--- Start of RECORDS FOR THE EXERCISE ---

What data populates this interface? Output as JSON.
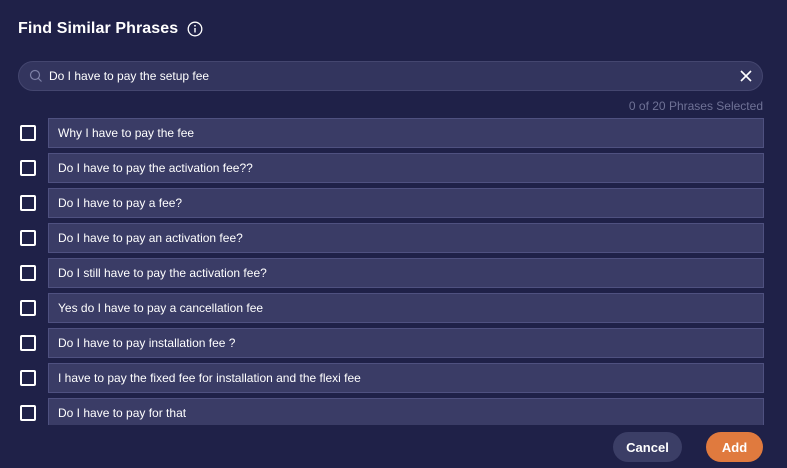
{
  "dialog": {
    "title": "Find Similar Phrases",
    "info_icon": "info-circle-icon"
  },
  "search": {
    "icon": "search-icon",
    "value": "Do I have to pay the setup fee",
    "clear_icon": "close-icon"
  },
  "counter": "0 of 20 Phrases Selected",
  "phrases": [
    {
      "text": "Why I have to pay the fee",
      "checked": false
    },
    {
      "text": "Do I have to pay the activation fee??",
      "checked": false
    },
    {
      "text": "Do I have to pay a fee?",
      "checked": false
    },
    {
      "text": "Do I have to pay an activation fee?",
      "checked": false
    },
    {
      "text": "Do I still have to pay the activation fee?",
      "checked": false
    },
    {
      "text": "Yes do I have to pay a cancellation fee",
      "checked": false
    },
    {
      "text": "Do I have to pay installation fee ?",
      "checked": false
    },
    {
      "text": "I have to pay the fixed fee for installation and the flexi fee",
      "checked": false
    },
    {
      "text": "Do I have to pay for that",
      "checked": false
    }
  ],
  "buttons": {
    "cancel": "Cancel",
    "add": "Add"
  },
  "colors": {
    "background": "#1f2148",
    "row_background": "#3a3c66",
    "accent": "#e07a3e",
    "muted_text": "#6f7296"
  }
}
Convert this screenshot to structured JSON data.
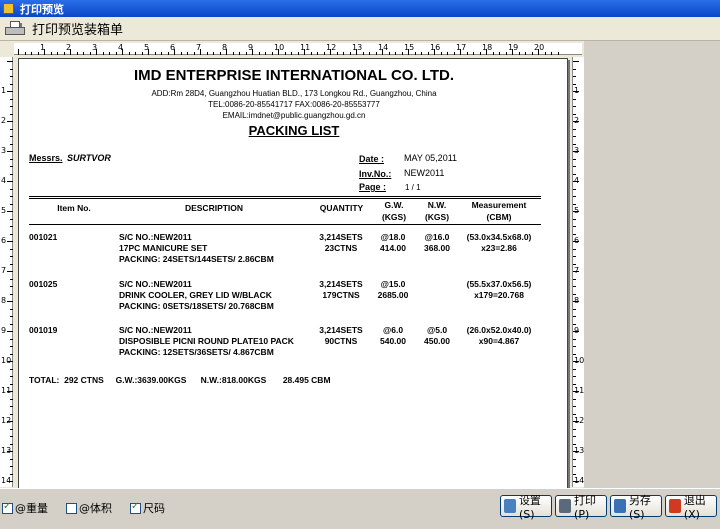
{
  "window": {
    "title": "打印预览"
  },
  "header": {
    "title": "打印预览装箱单"
  },
  "document": {
    "company": "IMD ENTERPRISE INTERNATIONAL CO. LTD.",
    "address": "ADD:Rm 28D4, Guangzhou Huatian BLD., 173 Longkou Rd., Guangzhou, China",
    "tel": "TEL:0086-20-85541717   FAX:0086-20-85553777",
    "email": "EMAIL:imdnet@public.guangzhou.gd.cn",
    "doc_title": "PACKING LIST",
    "messrs_label": "Messrs.",
    "messrs_value": "SURTVOR",
    "date_label": "Date :",
    "date_value": "MAY 05,2011",
    "inv_label": "Inv.No.:",
    "inv_value": "NEW2011",
    "page_label": "Page :",
    "page_value": "1 / 1",
    "columns": {
      "item": "Item No.",
      "desc": "DESCRIPTION",
      "qty": "QUANTITY",
      "gw": "G.W.",
      "gw_unit": "(KGS)",
      "nw": "N.W.",
      "nw_unit": "(KGS)",
      "meas": "Measurement",
      "meas_unit": "(CBM)"
    },
    "rows": [
      {
        "item": "001021",
        "desc1": "S/C NO.:NEW2011",
        "desc2": "17PC MANICURE SET",
        "desc3": "PACKING:   24SETS/144SETS/ 2.86CBM",
        "qty1": "3,214SETS",
        "qty2": "23CTNS",
        "gw1": "@18.0",
        "gw2": "414.00",
        "nw1": "@16.0",
        "nw2": "368.00",
        "meas1": "(53.0x34.5x68.0)",
        "meas2": "x23=2.86"
      },
      {
        "item": "001025",
        "desc1": "S/C NO.:NEW2011",
        "desc2": "DRINK COOLER, GREY LID W/BLACK",
        "desc3": "PACKING:   0SETS/18SETS/ 20.768CBM",
        "qty1": "3,214SETS",
        "qty2": "179CTNS",
        "gw1": "@15.0",
        "gw2": "2685.00",
        "nw1": "",
        "nw2": "",
        "meas1": "(55.5x37.0x56.5)",
        "meas2": "x179=20.768"
      },
      {
        "item": "001019",
        "desc1": "S/C NO.:NEW2011",
        "desc2": "DISPOSIBLE PICNI ROUND PLATE10 PACK",
        "desc3": "PACKING:   12SETS/36SETS/ 4.867CBM",
        "qty1": "3,214SETS",
        "qty2": "90CTNS",
        "gw1": "@6.0",
        "gw2": "540.00",
        "nw1": "@5.0",
        "nw2": "450.00",
        "meas1": "(26.0x52.0x40.0)",
        "meas2": "x90=4.867"
      }
    ],
    "total": "TOTAL:  292 CTNS     G.W.:3639.00KGS      N.W.:818.00KGS       28.495 CBM"
  },
  "ruler": {
    "top_numbers": [
      "1",
      "2",
      "3",
      "4",
      "5",
      "6",
      "7",
      "8",
      "9",
      "10",
      "11",
      "12",
      "13",
      "14",
      "15",
      "16",
      "17",
      "18",
      "19",
      "20"
    ],
    "left_numbers": [
      "1",
      "2",
      "3",
      "4",
      "5",
      "6",
      "7",
      "8",
      "9",
      "10",
      "11",
      "12",
      "13",
      "14"
    ]
  },
  "bottom": {
    "checkboxes": [
      {
        "label": "@重量",
        "checked": true
      },
      {
        "label": "@体积",
        "checked": false
      },
      {
        "label": "尺码",
        "checked": true
      }
    ],
    "buttons": {
      "settings": "设置(S)",
      "print": "打印(P)",
      "saveas": "另存(S)",
      "exit": "退出(X)"
    }
  },
  "colors": {
    "titlebar": "#0a46c8",
    "settings_icon": "#4a7fc0",
    "print_icon": "#5a6a7a",
    "saveas_icon": "#3a70b8",
    "exit_icon": "#d03a20"
  }
}
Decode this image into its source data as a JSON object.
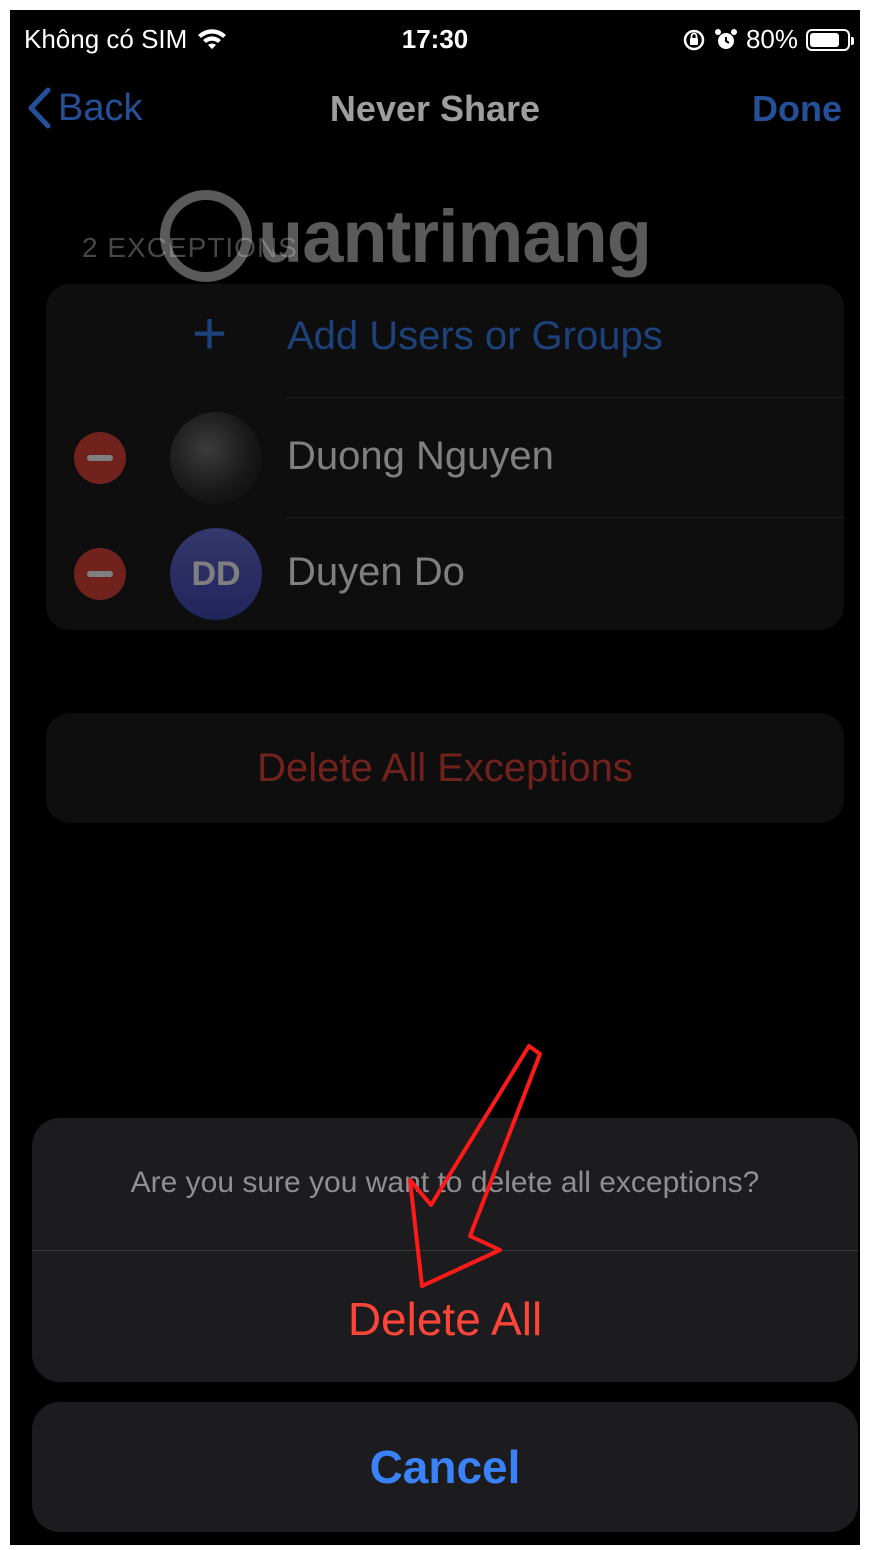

--- End of RECORDS FOR THE EXERCISE ---

WRITTEN TASK
Show all lines in the entries above where the word "have" appears.

TASK OUTPUT
    "value": "Do I have to pay the setup fee",
      "text": "Why I have to pay the fee",
      "text": "Do I have to pay the activation fee??",
      "text": "Do I have to pay a fee?",
      "text": "Do I have to pay an activation fee?",
      "text": "Do I still have to pay the activation fee?",
      "text": "Yes do I have to pay a cancellation fee",
      "text": "Do I have to pay installation fee ?",
      "text": "I have to pay the fixed fee for installation and the flexi fee",
      "text": "Do I have to pay for that",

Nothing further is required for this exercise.